**Raw data:**
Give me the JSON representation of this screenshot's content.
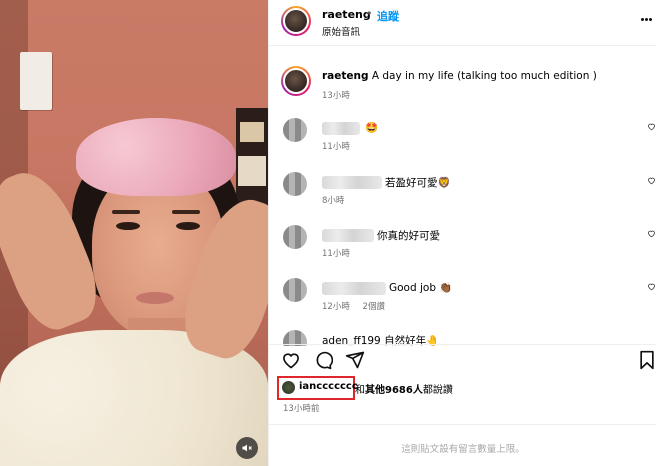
{
  "post": {
    "username": "raeteng",
    "separator": "•",
    "follow_label": "追蹤",
    "audio_label": "原始音訊",
    "caption_text": "A day in my life (talking too much edition )",
    "caption_time": "13小時"
  },
  "comments": [
    {
      "text": "🤩",
      "time": "11小時",
      "replies": ""
    },
    {
      "text": "若盈好可愛🦁",
      "time": "8小時",
      "replies": ""
    },
    {
      "text": "你真的好可愛",
      "time": "11小時",
      "replies": ""
    },
    {
      "text": "Good job 👏🏾",
      "time": "12小時",
      "replies": "2個讚"
    },
    {
      "text": "aden_ff199 自然好年🤚",
      "time": "",
      "replies": ""
    }
  ],
  "likes": {
    "first_liker": "ianccccccc",
    "rest_prefix": "和",
    "others_label": "其他9686人",
    "suffix": "都說讚"
  },
  "post_time": "13小時前",
  "footer_notice": "這則貼文設有留言數量上限。",
  "icons": [
    "more-icon",
    "heart-icon",
    "comment-icon",
    "share-icon",
    "bookmark-icon",
    "mute-icon"
  ],
  "colors": {
    "accent": "#0095f6",
    "highlight_box": "#e0262b",
    "muted_text": "#737373"
  }
}
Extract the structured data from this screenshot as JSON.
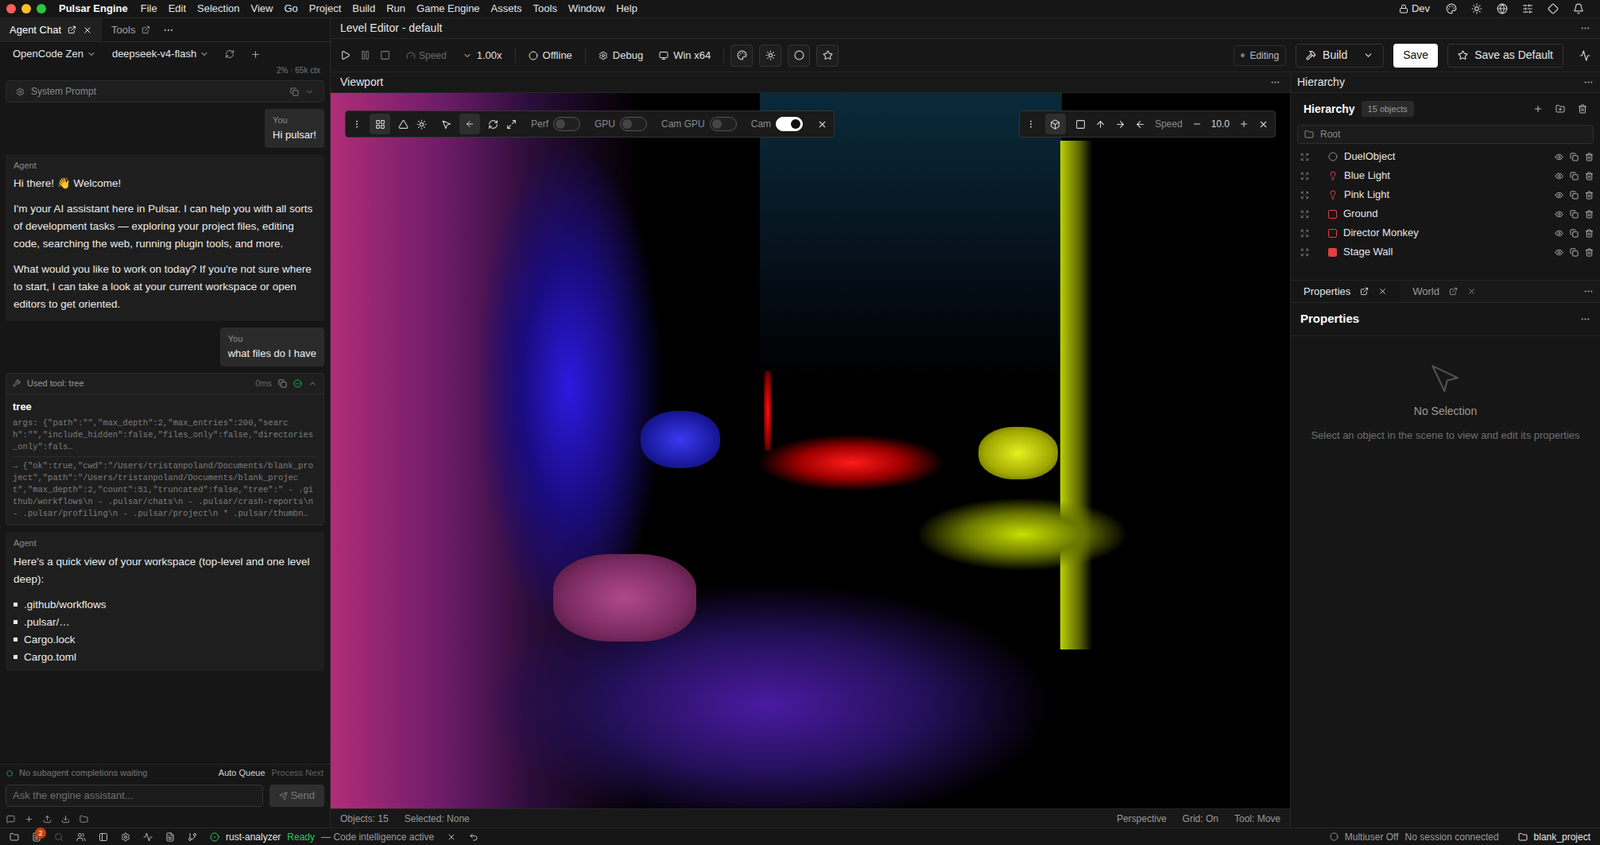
{
  "menu_bar": {
    "app": "Pulsar Engine",
    "items": [
      "File",
      "Edit",
      "Selection",
      "View",
      "Go",
      "Project",
      "Build",
      "Run",
      "Game Engine",
      "Assets",
      "Tools",
      "Window",
      "Help"
    ],
    "profile": "Dev"
  },
  "agent_panel": {
    "tabs": [
      {
        "label": "Agent Chat",
        "selected": true
      },
      {
        "label": "Tools",
        "selected": false
      }
    ],
    "provider": "OpenCode Zen",
    "model": "deepseek-v4-flash",
    "context": "2% · 65k ctx",
    "system_prompt": "System Prompt",
    "messages": [
      {
        "kind": "user",
        "author": "You",
        "text": "Hi pulsar!"
      },
      {
        "kind": "agent",
        "author": "Agent",
        "paragraphs": [
          "Hi there! 👋 Welcome!",
          "I'm your AI assistant here in Pulsar. I can help you with all sorts of development tasks — exploring your project files, editing code, searching the web, running plugin tools, and more.",
          "What would you like to work on today? If you're not sure where to start, I can take a look at your current workspace or open editors to get oriented."
        ]
      },
      {
        "kind": "user",
        "author": "You",
        "text": "what files do I have"
      },
      {
        "kind": "tool",
        "title": "Used tool: tree",
        "duration": "0ms",
        "name": "tree",
        "expanded": true,
        "args": "args: {\"path\":\"\",\"max_depth\":2,\"max_entries\":200,\"search\":\"\",\"include_hidden\":false,\"files_only\":false,\"directories_only\":fals…",
        "result": "→ {\"ok\":true,\"cwd\":\"/Users/tristanpoland/Documents/blank_project\",\"path\":\"/Users/tristanpoland/Documents/blank_project\",\"max_depth\":2,\"count\":51,\"truncated\":false,\"tree\":\"  - .github/workflows\\n  - .pulsar/chats\\n  - .pulsar/crash-reports\\n  - .pulsar/profiling\\n  - .pulsar/project\\n  * .pulsar/thumbn…"
      },
      {
        "kind": "agent",
        "author": "Agent",
        "paragraphs": [
          "Here's a quick view of your workspace (top-level and one level deep):"
        ],
        "list": [
          ".github/workflows",
          ".pulsar/…",
          "Cargo.lock",
          "Cargo.toml"
        ]
      }
    ],
    "queue_status": "No subagent completions waiting",
    "auto_queue": "Auto Queue",
    "process_next": "Process Next",
    "input_placeholder": "Ask the engine assistant...",
    "send": "Send"
  },
  "editor": {
    "title": "Level Editor - default",
    "speed_label": "Speed",
    "speed": "1.00x",
    "network": "Offline",
    "debug": "Debug",
    "platform": "Win x64",
    "mode": "Editing",
    "build": "Build",
    "save": "Save",
    "save_default": "Save as Default"
  },
  "viewport": {
    "tab": "Viewport",
    "toggles": [
      {
        "label": "Perf",
        "on": false
      },
      {
        "label": "GPU",
        "on": false
      },
      {
        "label": "Cam GPU",
        "on": false
      },
      {
        "label": "Cam",
        "on": true
      }
    ],
    "speed_label": "Speed",
    "speed": "10.0",
    "status": {
      "objects": "Objects: 15",
      "selected": "Selected: None",
      "projection": "Perspective",
      "grid": "Grid: On",
      "tool": "Tool: Move"
    }
  },
  "hierarchy": {
    "panel_title": "Hierarchy",
    "title": "Hierarchy",
    "count": "15 objects",
    "root": "Root",
    "items": [
      {
        "name": "DuelObject",
        "kind": "object"
      },
      {
        "name": "Blue Light",
        "kind": "light"
      },
      {
        "name": "Pink Light",
        "kind": "light"
      },
      {
        "name": "Ground",
        "kind": "mesh"
      },
      {
        "name": "Director Monkey",
        "kind": "mesh"
      },
      {
        "name": "Stage Wall",
        "kind": "wall"
      }
    ]
  },
  "properties": {
    "tabs": [
      {
        "label": "Properties",
        "selected": true
      },
      {
        "label": "World",
        "selected": false
      }
    ],
    "title": "Properties",
    "empty_title": "No Selection",
    "empty_text": "Select an object in the scene to view and edit its properties"
  },
  "status_bar": {
    "badge": "2",
    "lsp": "rust-analyzer",
    "lsp_state": "Ready",
    "lsp_detail": "— Code intelligence active",
    "multiuser": "Multiuser Off",
    "session": "No session connected",
    "project": "blank_project"
  }
}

**Work instructions:**
Copy down every line of the entries containing the word "screenshot".

**Full answer:**
Give me the JSON representation of this screenshot's content.
Extract the structured data from this screenshot as JSON.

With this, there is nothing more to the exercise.